## Start DATA IN THIS EXERCISE
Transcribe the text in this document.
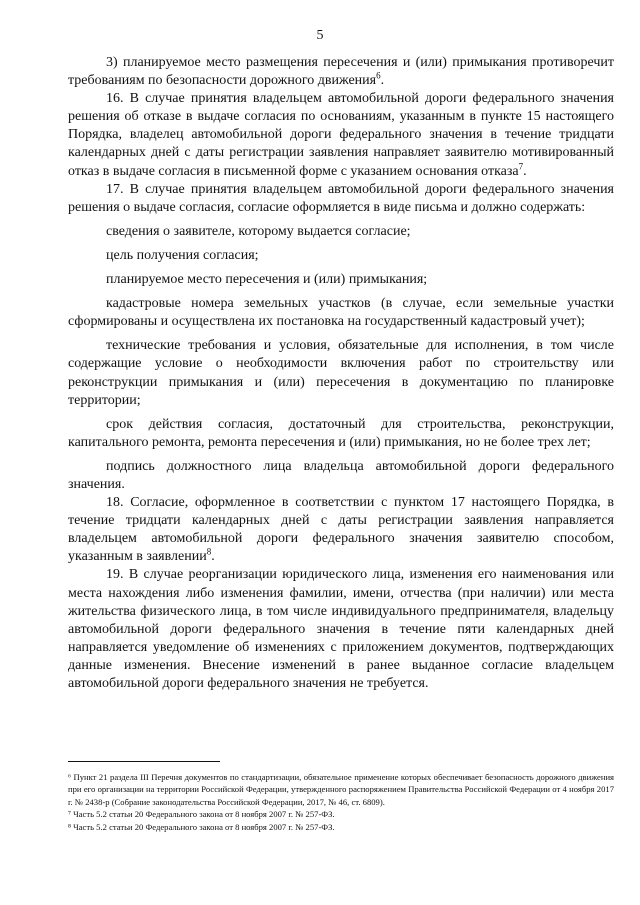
5

3) планируемое место размещения пересечения и (или) примыкания противоречит требованиям по безопасности дорожного движения$^6$.

16. В случае принятия владельцем автомобильной дороги федерального значения решения об отказе в выдаче согласия по основаниям, указанным в пункте 15 настоящего Порядка, владелец автомобильной дороги федерального значения в течение тридцати календарных дней с даты регистрации заявления направляет заявителю мотивированный отказ в выдаче согласия в письменной форме с указанием основания отказа$^7$.

17. В случае принятия владельцем автомобильной дороги федерального значения решения о выдаче согласия, согласие оформляется в виде письма и должно содержать:

сведения о заявителе, которому выдается согласие;

цель получения согласия;

планируемое место пересечения и (или) примыкания;

кадастровые номера земельных участков (в случае, если земельные участки сформированы и осуществлена их постановка на государственный кадастровый учет);

технические требования и условия, обязательные для исполнения, в том числе содержащие условие о необходимости включения работ по строительству или реконструкции примыкания и (или) пересечения в документацию по планировке территории;

срок действия согласия, достаточный для строительства, реконструкции, капитального ремонта, ремонта пересечения и (или) примыкания, но не более трех лет;

подпись должностного лица владельца автомобильной дороги федерального значения.

18. Согласие, оформленное в соответствии с пунктом 17 настоящего Порядка, в течение тридцати календарных дней с даты регистрации заявления направляется владельцем автомобильной дороги федерального значения заявителю способом, указанным в заявлении$^8$.

19. В случае реорганизации юридического лица, изменения его наименования или места нахождения либо изменения фамилии, имени, отчества (при наличии) или места жительства физического лица, в том числе индивидуального предпринимателя, владельцу автомобильной дороги федерального значения в течение пяти календарных дней направляется уведомление об изменениях с приложением документов, подтверждающих данные изменения. Внесение изменений в ранее выданное согласие владельцем автомобильной дороги федерального значения не требуется.

⁶ Пункт 21 раздела III Перечня документов по стандартизации, обязательное применение которых обеспечивает безопасность дорожного движения при его организации на территории Российской Федерации, утвержденного распоряжением Правительства Российской Федерации от 4 ноября 2017 г. № 2438-р (Собрание законодательства Российской Федерации, 2017, № 46, ст. 6809).

⁷ Часть 5.2 статьи 20 Федерального закона от 8 ноября 2007 г. № 257-ФЗ.

⁸ Часть 5.2 статьи 20 Федерального закона от 8 ноября 2007 г. № 257-ФЗ.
## End DATA IN THIS EXERCISE
SET TASK -> Go through the records and pull out each line that includes the word "закона".

CORRECT OUTPUT ->
⁷ Часть 5.2 статьи 20 Федерального закона от 8 ноября 2007 г. № 257-ФЗ.
⁸ Часть 5.2 статьи 20 Федерального закона от 8 ноября 2007 г. № 257-ФЗ.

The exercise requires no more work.